** BEGIN Data shown **
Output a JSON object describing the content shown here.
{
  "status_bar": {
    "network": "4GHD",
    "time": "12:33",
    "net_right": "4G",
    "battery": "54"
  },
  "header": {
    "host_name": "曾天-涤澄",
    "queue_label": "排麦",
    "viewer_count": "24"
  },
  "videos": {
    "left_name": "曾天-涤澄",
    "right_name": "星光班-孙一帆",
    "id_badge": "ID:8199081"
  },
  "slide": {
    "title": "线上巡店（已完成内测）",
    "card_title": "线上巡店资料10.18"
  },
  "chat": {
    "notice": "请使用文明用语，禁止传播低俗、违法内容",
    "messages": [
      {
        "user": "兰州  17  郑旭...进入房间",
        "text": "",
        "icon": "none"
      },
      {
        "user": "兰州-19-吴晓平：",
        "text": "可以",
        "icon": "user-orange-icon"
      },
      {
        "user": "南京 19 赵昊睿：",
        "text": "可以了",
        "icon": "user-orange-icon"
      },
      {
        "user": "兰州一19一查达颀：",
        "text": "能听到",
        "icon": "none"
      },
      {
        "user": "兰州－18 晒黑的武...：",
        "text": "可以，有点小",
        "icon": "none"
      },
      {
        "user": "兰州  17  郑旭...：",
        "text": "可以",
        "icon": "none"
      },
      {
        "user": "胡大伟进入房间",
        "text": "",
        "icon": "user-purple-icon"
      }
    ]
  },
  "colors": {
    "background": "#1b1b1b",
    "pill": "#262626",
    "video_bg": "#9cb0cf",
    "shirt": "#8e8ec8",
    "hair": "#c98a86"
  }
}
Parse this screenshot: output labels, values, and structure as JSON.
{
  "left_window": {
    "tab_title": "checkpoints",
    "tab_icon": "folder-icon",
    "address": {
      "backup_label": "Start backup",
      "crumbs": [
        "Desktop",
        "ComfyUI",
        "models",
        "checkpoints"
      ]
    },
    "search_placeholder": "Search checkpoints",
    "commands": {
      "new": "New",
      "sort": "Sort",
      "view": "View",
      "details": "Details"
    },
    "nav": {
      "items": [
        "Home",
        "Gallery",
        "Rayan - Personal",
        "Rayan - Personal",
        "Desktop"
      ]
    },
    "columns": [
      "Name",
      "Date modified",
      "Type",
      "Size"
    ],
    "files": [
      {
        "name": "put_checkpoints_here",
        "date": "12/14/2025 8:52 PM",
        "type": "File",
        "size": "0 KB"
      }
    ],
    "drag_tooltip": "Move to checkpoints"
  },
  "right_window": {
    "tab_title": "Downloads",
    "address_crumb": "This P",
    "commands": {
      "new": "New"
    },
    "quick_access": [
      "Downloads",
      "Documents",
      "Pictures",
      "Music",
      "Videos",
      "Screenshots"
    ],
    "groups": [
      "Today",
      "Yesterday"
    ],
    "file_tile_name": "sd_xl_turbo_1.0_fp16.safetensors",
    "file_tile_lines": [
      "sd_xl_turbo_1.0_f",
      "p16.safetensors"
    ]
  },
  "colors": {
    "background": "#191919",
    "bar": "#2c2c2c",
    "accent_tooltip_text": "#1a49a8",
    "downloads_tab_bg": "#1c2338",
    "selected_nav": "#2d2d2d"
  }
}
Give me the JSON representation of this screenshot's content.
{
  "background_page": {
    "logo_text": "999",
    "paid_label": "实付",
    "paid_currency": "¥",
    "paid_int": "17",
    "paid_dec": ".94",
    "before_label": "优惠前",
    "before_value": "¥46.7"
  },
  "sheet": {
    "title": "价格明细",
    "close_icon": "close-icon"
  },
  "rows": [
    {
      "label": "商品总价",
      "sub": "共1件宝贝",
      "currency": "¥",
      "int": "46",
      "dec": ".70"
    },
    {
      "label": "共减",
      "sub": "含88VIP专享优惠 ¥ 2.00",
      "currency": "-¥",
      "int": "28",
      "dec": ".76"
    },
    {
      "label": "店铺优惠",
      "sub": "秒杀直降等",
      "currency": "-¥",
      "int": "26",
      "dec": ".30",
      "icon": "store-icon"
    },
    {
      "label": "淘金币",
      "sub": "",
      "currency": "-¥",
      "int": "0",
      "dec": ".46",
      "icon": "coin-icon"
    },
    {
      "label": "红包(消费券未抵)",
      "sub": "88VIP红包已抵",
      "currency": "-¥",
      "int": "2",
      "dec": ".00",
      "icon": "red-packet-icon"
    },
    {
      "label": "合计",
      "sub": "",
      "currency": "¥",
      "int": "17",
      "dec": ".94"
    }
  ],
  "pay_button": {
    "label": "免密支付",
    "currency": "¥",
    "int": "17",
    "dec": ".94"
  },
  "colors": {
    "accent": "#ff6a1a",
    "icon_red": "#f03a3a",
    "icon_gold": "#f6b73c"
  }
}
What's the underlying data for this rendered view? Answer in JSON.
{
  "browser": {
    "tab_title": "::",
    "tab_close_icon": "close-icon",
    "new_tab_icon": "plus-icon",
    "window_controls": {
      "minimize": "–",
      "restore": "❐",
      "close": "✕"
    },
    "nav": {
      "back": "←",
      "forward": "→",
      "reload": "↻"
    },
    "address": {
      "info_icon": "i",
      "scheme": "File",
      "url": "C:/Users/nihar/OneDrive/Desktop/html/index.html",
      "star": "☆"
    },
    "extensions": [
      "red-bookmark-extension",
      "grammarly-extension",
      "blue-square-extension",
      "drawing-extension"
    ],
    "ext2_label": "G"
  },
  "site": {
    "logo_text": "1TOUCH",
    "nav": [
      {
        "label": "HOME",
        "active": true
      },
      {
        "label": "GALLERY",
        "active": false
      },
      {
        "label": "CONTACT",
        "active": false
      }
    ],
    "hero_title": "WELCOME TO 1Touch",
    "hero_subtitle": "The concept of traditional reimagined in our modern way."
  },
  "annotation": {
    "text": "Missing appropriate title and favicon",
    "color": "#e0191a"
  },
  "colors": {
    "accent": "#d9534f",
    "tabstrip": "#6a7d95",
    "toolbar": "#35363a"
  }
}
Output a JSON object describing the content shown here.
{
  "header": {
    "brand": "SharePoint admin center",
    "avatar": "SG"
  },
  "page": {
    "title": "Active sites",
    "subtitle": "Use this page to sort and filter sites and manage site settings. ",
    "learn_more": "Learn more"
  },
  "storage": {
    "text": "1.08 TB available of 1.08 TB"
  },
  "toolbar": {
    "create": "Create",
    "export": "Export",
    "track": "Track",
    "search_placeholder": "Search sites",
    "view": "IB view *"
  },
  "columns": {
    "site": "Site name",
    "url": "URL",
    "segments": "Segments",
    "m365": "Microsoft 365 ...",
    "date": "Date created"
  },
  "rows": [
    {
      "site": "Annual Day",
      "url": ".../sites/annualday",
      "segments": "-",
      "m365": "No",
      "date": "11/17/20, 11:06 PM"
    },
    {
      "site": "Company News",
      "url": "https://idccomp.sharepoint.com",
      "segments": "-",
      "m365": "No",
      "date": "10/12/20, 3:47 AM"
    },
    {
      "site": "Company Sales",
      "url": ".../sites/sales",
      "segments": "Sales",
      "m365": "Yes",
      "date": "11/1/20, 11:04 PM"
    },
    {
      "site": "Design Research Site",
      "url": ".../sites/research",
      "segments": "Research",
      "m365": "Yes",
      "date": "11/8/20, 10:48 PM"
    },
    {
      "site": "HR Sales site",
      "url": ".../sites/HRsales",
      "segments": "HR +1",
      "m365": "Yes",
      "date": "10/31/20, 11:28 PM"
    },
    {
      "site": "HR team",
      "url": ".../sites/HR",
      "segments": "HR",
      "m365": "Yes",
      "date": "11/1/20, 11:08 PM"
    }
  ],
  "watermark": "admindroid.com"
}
** END Data shown **
**Your instructions**
Reproduce the listing in full. Keep it exactly as written.

**Task response**
Output a JSON object describing the content shown here.
{
  "status_bar": {
    "network": "4GHD",
    "time": "12:33",
    "net_right": "4G",
    "battery": "54"
  },
  "header": {
    "host_name": "曾天-涤澄",
    "queue_label": "排麦",
    "viewer_count": "24"
  },
  "videos": {
    "left_name": "曾天-涤澄",
    "right_name": "星光班-孙一帆",
    "id_badge": "ID:8199081"
  },
  "slide": {
    "title": "线上巡店（已完成内测）",
    "card_title": "线上巡店资料10.18"
  },
  "chat": {
    "notice": "请使用文明用语，禁止传播低俗、违法内容",
    "messages": [
      {
        "user": "兰州  17  郑旭...进入房间",
        "text": "",
        "icon": "none"
      },
      {
        "user": "兰州-19-吴晓平：",
        "text": "可以",
        "icon": "user-orange-icon"
      },
      {
        "user": "南京 19 赵昊睿：",
        "text": "可以了",
        "icon": "user-orange-icon"
      },
      {
        "user": "兰州一19一查达颀：",
        "text": "能听到",
        "icon": "none"
      },
      {
        "user": "兰州－18 晒黑的武...：",
        "text": "可以，有点小",
        "icon": "none"
      },
      {
        "user": "兰州  17  郑旭...：",
        "text": "可以",
        "icon": "none"
      },
      {
        "user": "胡大伟进入房间",
        "text": "",
        "icon": "user-purple-icon"
      }
    ]
  },
  "colors": {
    "background": "#1b1b1b",
    "pill": "#262626",
    "video_bg": "#9cb0cf",
    "shirt": "#8e8ec8",
    "hair": "#c98a86"
  }
}
Parse this screenshot: output labels, values, and structure as JSON.
{
  "left_window": {
    "tab_title": "checkpoints",
    "tab_icon": "folder-icon",
    "address": {
      "backup_label": "Start backup",
      "crumbs": [
        "Desktop",
        "ComfyUI",
        "models",
        "checkpoints"
      ]
    },
    "search_placeholder": "Search checkpoints",
    "commands": {
      "new": "New",
      "sort": "Sort",
      "view": "View",
      "details": "Details"
    },
    "nav": {
      "items": [
        "Home",
        "Gallery",
        "Rayan - Personal",
        "Rayan - Personal",
        "Desktop"
      ]
    },
    "columns": [
      "Name",
      "Date modified",
      "Type",
      "Size"
    ],
    "files": [
      {
        "name": "put_checkpoints_here",
        "date": "12/14/2025 8:52 PM",
        "type": "File",
        "size": "0 KB"
      }
    ],
    "drag_tooltip": "Move to checkpoints"
  },
  "right_window": {
    "tab_title": "Downloads",
    "address_crumb": "This P",
    "commands": {
      "new": "New"
    },
    "quick_access": [
      "Downloads",
      "Documents",
      "Pictures",
      "Music",
      "Videos",
      "Screenshots"
    ],
    "groups": [
      "Today",
      "Yesterday"
    ],
    "file_tile_name": "sd_xl_turbo_1.0_fp16.safetensors",
    "file_tile_lines": [
      "sd_xl_turbo_1.0_f",
      "p16.safetensors"
    ]
  },
  "colors": {
    "background": "#191919",
    "bar": "#2c2c2c",
    "accent_tooltip_text": "#1a49a8",
    "downloads_tab_bg": "#1c2338",
    "selected_nav": "#2d2d2d"
  }
}
Give me the JSON representation of this screenshot's content.
{
  "background_page": {
    "logo_text": "999",
    "paid_label": "实付",
    "paid_currency": "¥",
    "paid_int": "17",
    "paid_dec": ".94",
    "before_label": "优惠前",
    "before_value": "¥46.7"
  },
  "sheet": {
    "title": "价格明细",
    "close_icon": "close-icon"
  },
  "rows": [
    {
      "label": "商品总价",
      "sub": "共1件宝贝",
      "currency": "¥",
      "int": "46",
      "dec": ".70"
    },
    {
      "label": "共减",
      "sub": "含88VIP专享优惠 ¥ 2.00",
      "currency": "-¥",
      "int": "28",
      "dec": ".76"
    },
    {
      "label": "店铺优惠",
      "sub": "秒杀直降等",
      "currency": "-¥",
      "int": "26",
      "dec": ".30",
      "icon": "store-icon"
    },
    {
      "label": "淘金币",
      "sub": "",
      "currency": "-¥",
      "int": "0",
      "dec": ".46",
      "icon": "coin-icon"
    },
    {
      "label": "红包(消费券未抵)",
      "sub": "88VIP红包已抵",
      "currency": "-¥",
      "int": "2",
      "dec": ".00",
      "icon": "red-packet-icon"
    },
    {
      "label": "合计",
      "sub": "",
      "currency": "¥",
      "int": "17",
      "dec": ".94"
    }
  ],
  "pay_button": {
    "label": "免密支付",
    "currency": "¥",
    "int": "17",
    "dec": ".94"
  },
  "colors": {
    "accent": "#ff6a1a",
    "icon_red": "#f03a3a",
    "icon_gold": "#f6b73c"
  }
}
What's the underlying data for this rendered view? Answer in JSON.
{
  "browser": {
    "tab_title": "::",
    "tab_close_icon": "close-icon",
    "new_tab_icon": "plus-icon",
    "window_controls": {
      "minimize": "–",
      "restore": "❐",
      "close": "✕"
    },
    "nav": {
      "back": "←",
      "forward": "→",
      "reload": "↻"
    },
    "address": {
      "info_icon": "i",
      "scheme": "File",
      "url": "C:/Users/nihar/OneDrive/Desktop/html/index.html",
      "star": "☆"
    },
    "extensions": [
      "red-bookmark-extension",
      "grammarly-extension",
      "blue-square-extension",
      "drawing-extension"
    ],
    "ext2_label": "G"
  },
  "site": {
    "logo_text": "1TOUCH",
    "nav": [
      {
        "label": "HOME",
        "active": true
      },
      {
        "label": "GALLERY",
        "active": false
      },
      {
        "label": "CONTACT",
        "active": false
      }
    ],
    "hero_title": "WELCOME TO 1Touch",
    "hero_subtitle": "The concept of traditional reimagined in our modern way."
  },
  "annotation": {
    "text": "Missing appropriate title and favicon",
    "color": "#e0191a"
  },
  "colors": {
    "accent": "#d9534f",
    "tabstrip": "#6a7d95",
    "toolbar": "#35363a"
  }
}
Output a JSON object describing the content shown here.
{
  "header": {
    "brand": "SharePoint admin center",
    "avatar": "SG"
  },
  "page": {
    "title": "Active sites",
    "subtitle": "Use this page to sort and filter sites and manage site settings. ",
    "learn_more": "Learn more"
  },
  "storage": {
    "text": "1.08 TB available of 1.08 TB"
  },
  "toolbar": {
    "create": "Create",
    "export": "Export",
    "track": "Track",
    "search_placeholder": "Search sites",
    "view": "IB view *"
  },
  "columns": {
    "site": "Site name",
    "url": "URL",
    "segments": "Segments",
    "m365": "Microsoft 365 ...",
    "date": "Date created"
  },
  "rows": [
    {
      "site": "Annual Day",
      "url": ".../sites/annualday",
      "segments": "-",
      "m365": "No",
      "date": "11/17/20, 11:06 PM"
    },
    {
      "site": "Company News",
      "url": "https://idccomp.sharepoint.com",
      "segments": "-",
      "m365": "No",
      "date": "10/12/20, 3:47 AM"
    },
    {
      "site": "Company Sales",
      "url": ".../sites/sales",
      "segments": "Sales",
      "m365": "Yes",
      "date": "11/1/20, 11:04 PM"
    },
    {
      "site": "Design Research Site",
      "url": ".../sites/research",
      "segments": "Research",
      "m365": "Yes",
      "date": "11/8/20, 10:48 PM"
    },
    {
      "site": "HR Sales site",
      "url": ".../sites/HRsales",
      "segments": "HR +1",
      "m365": "Yes",
      "date": "10/31/20, 11:28 PM"
    },
    {
      "site": "HR team",
      "url": ".../sites/HR",
      "segments": "HR",
      "m365": "Yes",
      "date": "11/1/20, 11:08 PM"
    }
  ],
  "watermark": "admindroid.com"
}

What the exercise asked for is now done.